**WHAT TO PRODUCE:** Count every line in the data below where "负责本岗位原物料的来货验收" occurs, then state that number and nothing more.

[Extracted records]
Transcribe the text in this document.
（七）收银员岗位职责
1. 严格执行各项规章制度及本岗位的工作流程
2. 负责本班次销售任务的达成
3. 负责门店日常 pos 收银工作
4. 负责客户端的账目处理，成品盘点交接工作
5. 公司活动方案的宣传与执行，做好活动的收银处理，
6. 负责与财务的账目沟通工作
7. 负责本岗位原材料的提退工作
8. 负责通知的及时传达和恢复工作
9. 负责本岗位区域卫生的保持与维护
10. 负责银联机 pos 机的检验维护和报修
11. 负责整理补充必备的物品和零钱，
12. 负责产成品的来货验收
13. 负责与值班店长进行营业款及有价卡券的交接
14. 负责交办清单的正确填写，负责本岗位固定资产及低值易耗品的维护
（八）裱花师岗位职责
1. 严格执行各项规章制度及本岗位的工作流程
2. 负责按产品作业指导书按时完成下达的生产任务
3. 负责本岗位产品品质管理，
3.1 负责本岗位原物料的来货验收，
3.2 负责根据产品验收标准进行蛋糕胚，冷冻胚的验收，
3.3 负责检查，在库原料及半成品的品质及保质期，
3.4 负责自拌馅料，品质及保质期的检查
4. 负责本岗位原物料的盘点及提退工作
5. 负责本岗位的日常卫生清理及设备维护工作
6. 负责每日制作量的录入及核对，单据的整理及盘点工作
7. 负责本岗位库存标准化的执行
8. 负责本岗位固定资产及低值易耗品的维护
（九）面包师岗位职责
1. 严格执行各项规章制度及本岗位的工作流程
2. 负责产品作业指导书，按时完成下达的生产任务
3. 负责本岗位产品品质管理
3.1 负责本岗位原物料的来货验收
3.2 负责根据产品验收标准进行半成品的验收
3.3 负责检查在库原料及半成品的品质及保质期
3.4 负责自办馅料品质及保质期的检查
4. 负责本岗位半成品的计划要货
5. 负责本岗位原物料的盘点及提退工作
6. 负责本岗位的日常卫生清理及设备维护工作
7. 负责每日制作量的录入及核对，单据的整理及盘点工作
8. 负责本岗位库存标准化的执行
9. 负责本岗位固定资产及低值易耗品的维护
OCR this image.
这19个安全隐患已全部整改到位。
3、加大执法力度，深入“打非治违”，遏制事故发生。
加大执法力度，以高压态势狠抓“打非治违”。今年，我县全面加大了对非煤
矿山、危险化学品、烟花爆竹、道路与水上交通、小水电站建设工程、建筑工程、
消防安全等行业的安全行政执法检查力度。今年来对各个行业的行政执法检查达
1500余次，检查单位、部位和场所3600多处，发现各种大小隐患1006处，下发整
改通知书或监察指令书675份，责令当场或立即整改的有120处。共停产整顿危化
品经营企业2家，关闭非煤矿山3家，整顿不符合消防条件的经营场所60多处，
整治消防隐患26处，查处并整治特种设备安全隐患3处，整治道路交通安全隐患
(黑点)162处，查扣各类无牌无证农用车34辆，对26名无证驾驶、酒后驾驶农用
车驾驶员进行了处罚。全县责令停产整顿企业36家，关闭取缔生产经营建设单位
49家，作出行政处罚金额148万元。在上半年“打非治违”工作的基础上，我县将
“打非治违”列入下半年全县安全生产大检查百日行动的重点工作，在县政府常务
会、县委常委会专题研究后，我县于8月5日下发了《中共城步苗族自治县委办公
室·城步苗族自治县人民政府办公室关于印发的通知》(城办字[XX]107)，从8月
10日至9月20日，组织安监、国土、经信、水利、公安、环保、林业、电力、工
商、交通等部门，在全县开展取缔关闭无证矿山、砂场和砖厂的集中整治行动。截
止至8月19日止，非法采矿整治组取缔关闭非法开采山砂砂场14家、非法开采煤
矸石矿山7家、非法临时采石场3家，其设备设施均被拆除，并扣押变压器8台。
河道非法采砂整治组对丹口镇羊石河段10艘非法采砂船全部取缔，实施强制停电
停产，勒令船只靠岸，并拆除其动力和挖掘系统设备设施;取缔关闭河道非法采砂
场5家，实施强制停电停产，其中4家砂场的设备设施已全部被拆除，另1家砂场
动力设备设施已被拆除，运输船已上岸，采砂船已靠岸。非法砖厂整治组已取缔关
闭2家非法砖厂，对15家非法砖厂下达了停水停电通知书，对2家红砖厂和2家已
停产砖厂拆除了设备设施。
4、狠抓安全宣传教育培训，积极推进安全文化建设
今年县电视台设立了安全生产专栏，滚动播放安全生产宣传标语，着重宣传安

**SOLUTION:** 2